Entries from a dataset:
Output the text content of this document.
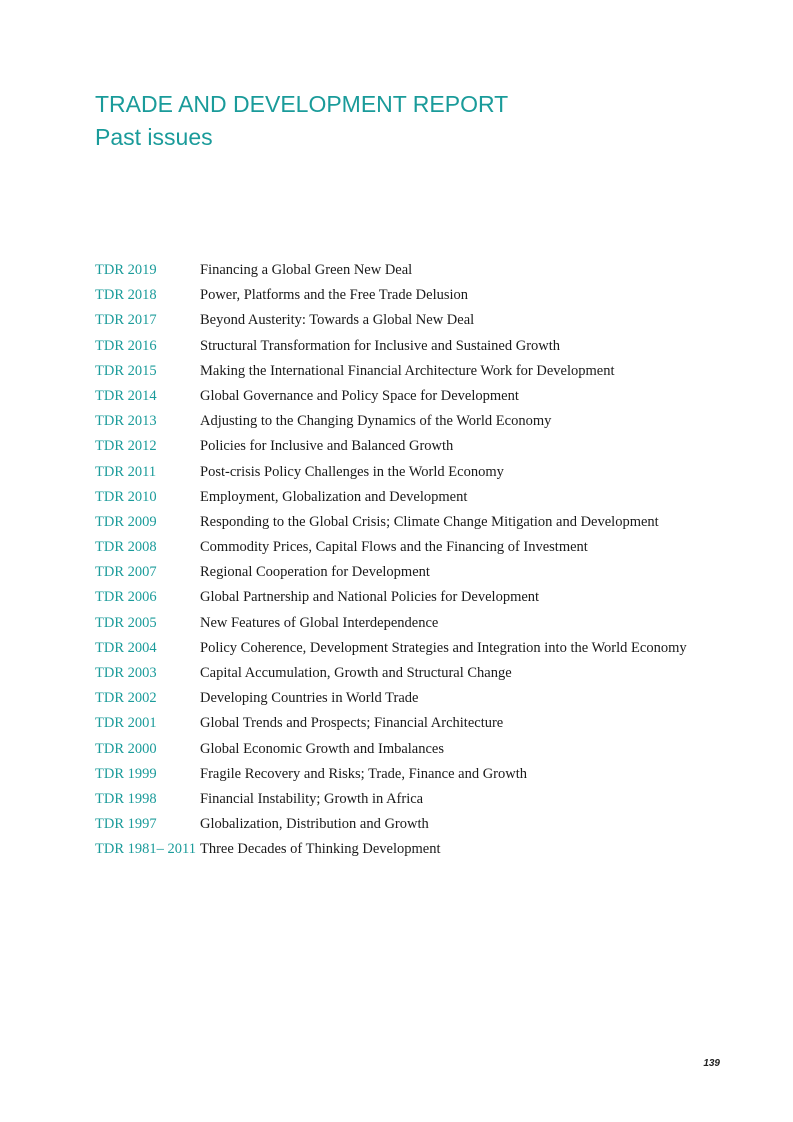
TRADE AND DEVELOPMENT REPORT
Past issues
TDR 2019	Financing a Global Green New Deal
TDR 2018	Power, Platforms and the Free Trade Delusion
TDR 2017	Beyond Austerity: Towards a Global New Deal
TDR 2016	Structural Transformation for Inclusive and Sustained Growth
TDR 2015	Making the International Financial Architecture Work for Development
TDR 2014	Global Governance and Policy Space for Development
TDR 2013	Adjusting to the Changing Dynamics of the World Economy
TDR 2012	Policies for Inclusive and Balanced Growth
TDR 2011	Post-crisis Policy Challenges in the World Economy
TDR 2010	Employment, Globalization and Development
TDR 2009	Responding to the Global Crisis; Climate Change Mitigation and Development
TDR 2008	Commodity Prices, Capital Flows and the Financing of Investment
TDR 2007	Regional Cooperation for Development
TDR 2006	Global Partnership and National Policies for Development
TDR 2005	New Features of Global Interdependence
TDR 2004	Policy Coherence, Development Strategies and Integration into the World Economy
TDR 2003	Capital Accumulation, Growth and Structural Change
TDR 2002	Developing Countries in World Trade
TDR 2001	Global Trends and Prospects; Financial Architecture
TDR 2000	Global Economic Growth and Imbalances
TDR 1999	Fragile Recovery and Risks; Trade, Finance and Growth
TDR 1998	Financial Instability; Growth in Africa
TDR 1997	Globalization, Distribution and Growth
TDR 1981– 2011 Three Decades of Thinking Development
139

_Task description_
Search the entries for the word "Change", then list each line that holds it.

_Answer for this exercise_
TDR 2009	Responding to the Global Crisis; Climate Change Mitigation and Development
TDR 2003	Capital Accumulation, Growth and Structural Change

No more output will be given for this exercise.